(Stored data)
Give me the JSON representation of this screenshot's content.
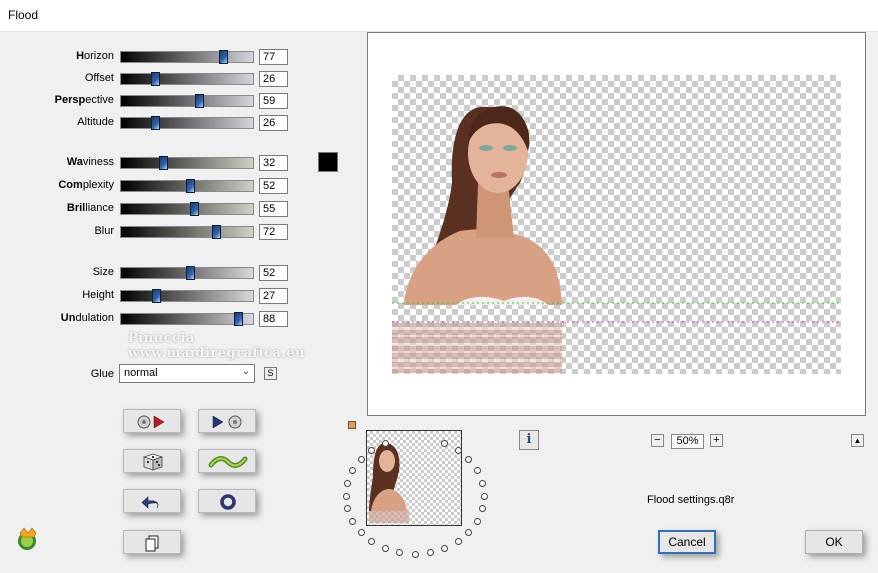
{
  "window": {
    "title": "Flood"
  },
  "sliders": [
    {
      "bold": "H",
      "rest": "orizon",
      "value": "77",
      "fraction": 0.77
    },
    {
      "bold": "",
      "rest": "Offset",
      "value": "26",
      "fraction": 0.26
    },
    {
      "bold": "Persp",
      "rest": "ective",
      "value": "59",
      "fraction": 0.59
    },
    {
      "bold": "",
      "rest": "Altitude",
      "value": "26",
      "fraction": 0.26
    },
    {
      "bold": "Wa",
      "rest": "viness",
      "value": "32",
      "fraction": 0.32
    },
    {
      "bold": "Com",
      "rest": "plexity",
      "value": "52",
      "fraction": 0.52
    },
    {
      "bold": "Bril",
      "rest": "liance",
      "value": "55",
      "fraction": 0.55
    },
    {
      "bold": "",
      "rest": "Blur",
      "value": "72",
      "fraction": 0.72
    },
    {
      "bold": "",
      "rest": "Size",
      "value": "52",
      "fraction": 0.52
    },
    {
      "bold": "",
      "rest": "Height",
      "value": "27",
      "fraction": 0.27
    },
    {
      "bold": "Un",
      "rest": "dulation",
      "value": "88",
      "fraction": 0.88
    }
  ],
  "color_swatch": "#000000",
  "glue": {
    "label": "Glue",
    "selected": "normal",
    "s_button": "S"
  },
  "watermark": {
    "line1": "Pinuccia",
    "line2": "www.maidiregrafica.eu"
  },
  "zoom": {
    "minus": "−",
    "value": "50%",
    "plus": "+"
  },
  "info_button": "i",
  "up_button": "▲",
  "settings_file": "Flood settings.q8r",
  "buttons": {
    "cancel": "Cancel",
    "ok": "OK"
  }
}
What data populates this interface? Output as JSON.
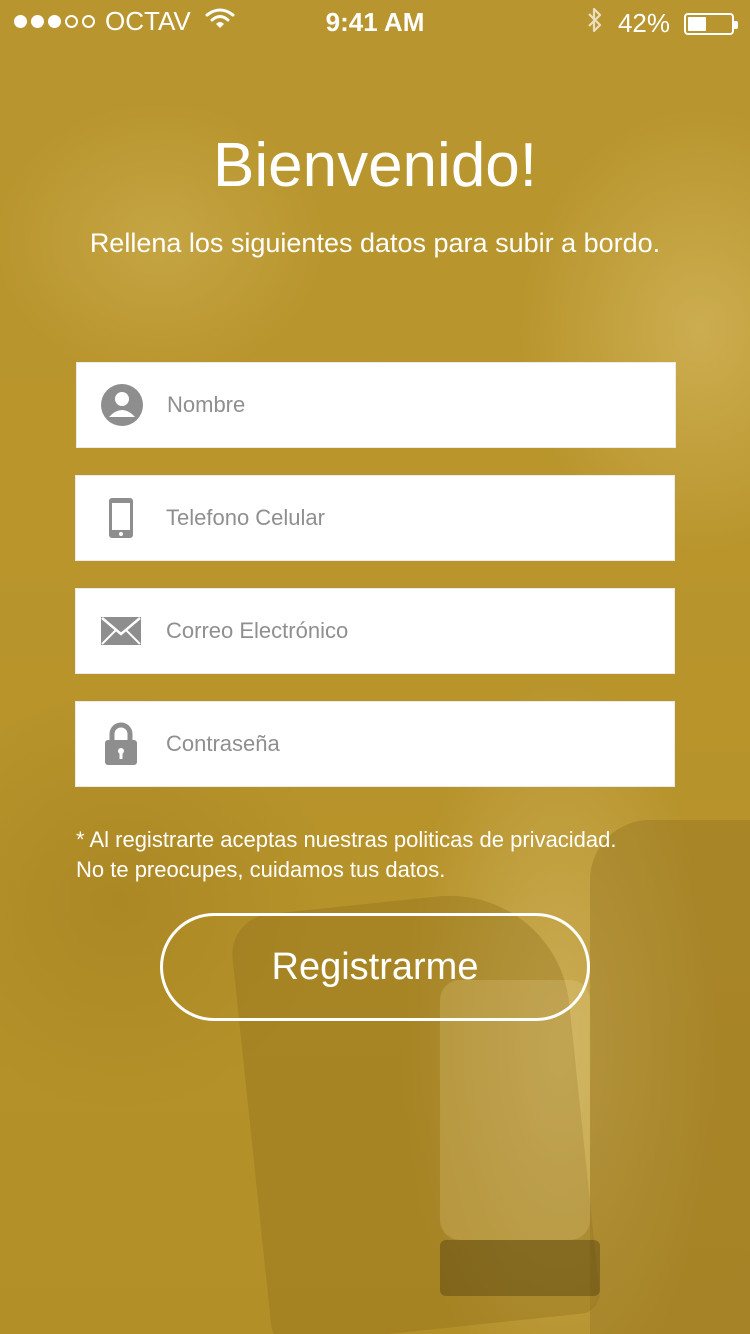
{
  "status_bar": {
    "signal_bars_filled": 3,
    "signal_bars_total": 5,
    "carrier": "OCTAV",
    "wifi_icon": "wifi-icon",
    "time": "9:41 AM",
    "bluetooth_icon": "bluetooth-icon",
    "battery_percent_label": "42%",
    "battery_level": 0.42
  },
  "header": {
    "title": "Bienvenido!",
    "subtitle": "Rellena los siguientes datos para subir a bordo."
  },
  "form": {
    "fields": [
      {
        "icon": "user-icon",
        "placeholder": "Nombre",
        "value": ""
      },
      {
        "icon": "phone-icon",
        "placeholder": "Telefono Celular",
        "value": ""
      },
      {
        "icon": "mail-icon",
        "placeholder": "Correo Electrónico",
        "value": ""
      },
      {
        "icon": "lock-icon",
        "placeholder": "Contraseña",
        "value": ""
      }
    ],
    "note_line1": "* Al registrarte aceptas nuestras politicas de privacidad.",
    "note_line2": "No te preocupes, cuidamos tus datos.",
    "submit_label": "Registrarme"
  },
  "colors": {
    "background_tint": "#B8952C",
    "text": "#FFFFFF",
    "field_background": "#FFFFFF",
    "icon": "#8E8E8E",
    "placeholder": "#8F8F8F"
  }
}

> WHAT YOU WILL DO:
Omit all pictures while transcribing the entries verbatim.

> EXERCISE SOLUTION:
Give me the JSON representation of this screenshot's content.
{
  "window": {
    "title": "Flood"
  },
  "sliders": [
    {
      "bold": "H",
      "rest": "orizon",
      "value": "77",
      "fraction": 0.77
    },
    {
      "bold": "",
      "rest": "Offset",
      "value": "26",
      "fraction": 0.26
    },
    {
      "bold": "Persp",
      "rest": "ective",
      "value": "59",
      "fraction": 0.59
    },
    {
      "bold": "",
      "rest": "Altitude",
      "value": "26",
      "fraction": 0.26
    },
    {
      "bold": "Wa",
      "rest": "viness",
      "value": "32",
      "fraction": 0.32
    },
    {
      "bold": "Com",
      "rest": "plexity",
      "value": "52",
      "fraction": 0.52
    },
    {
      "bold": "Bril",
      "rest": "liance",
      "value": "55",
      "fraction": 0.55
    },
    {
      "bold": "",
      "rest": "Blur",
      "value": "72",
      "fraction": 0.72
    },
    {
      "bold": "",
      "rest": "Size",
      "value": "52",
      "fraction": 0.52
    },
    {
      "bold": "",
      "rest": "Height",
      "value": "27",
      "fraction": 0.27
    },
    {
      "bold": "Un",
      "rest": "dulation",
      "value": "88",
      "fraction": 0.88
    }
  ],
  "color_swatch": "#000000",
  "glue": {
    "label": "Glue",
    "selected": "normal",
    "s_button": "S"
  },
  "watermark": {
    "line1": "Pinuccia",
    "line2": "www.maidiregrafica.eu"
  },
  "zoom": {
    "minus": "−",
    "value": "50%",
    "plus": "+"
  },
  "info_button": "i",
  "up_button": "▲",
  "settings_file": "Flood settings.q8r",
  "buttons": {
    "cancel": "Cancel",
    "ok": "OK"
  }
}
What data populates this interface? Output as JSON.
{
  "status_bar": {
    "signal_bars_filled": 3,
    "signal_bars_total": 5,
    "carrier": "OCTAV",
    "wifi_icon": "wifi-icon",
    "time": "9:41 AM",
    "bluetooth_icon": "bluetooth-icon",
    "battery_percent_label": "42%",
    "battery_level": 0.42
  },
  "header": {
    "title": "Bienvenido!",
    "subtitle": "Rellena los siguientes datos para subir a bordo."
  },
  "form": {
    "fields": [
      {
        "icon": "user-icon",
        "placeholder": "Nombre",
        "value": ""
      },
      {
        "icon": "phone-icon",
        "placeholder": "Telefono Celular",
        "value": ""
      },
      {
        "icon": "mail-icon",
        "placeholder": "Correo Electrónico",
        "value": ""
      },
      {
        "icon": "lock-icon",
        "placeholder": "Contraseña",
        "value": ""
      }
    ],
    "note_line1": "* Al registrarte aceptas nuestras politicas de privacidad.",
    "note_line2": "No te preocupes, cuidamos tus datos.",
    "submit_label": "Registrarme"
  },
  "colors": {
    "background_tint": "#B8952C",
    "text": "#FFFFFF",
    "field_background": "#FFFFFF",
    "icon": "#8E8E8E",
    "placeholder": "#8F8F8F"
  }
}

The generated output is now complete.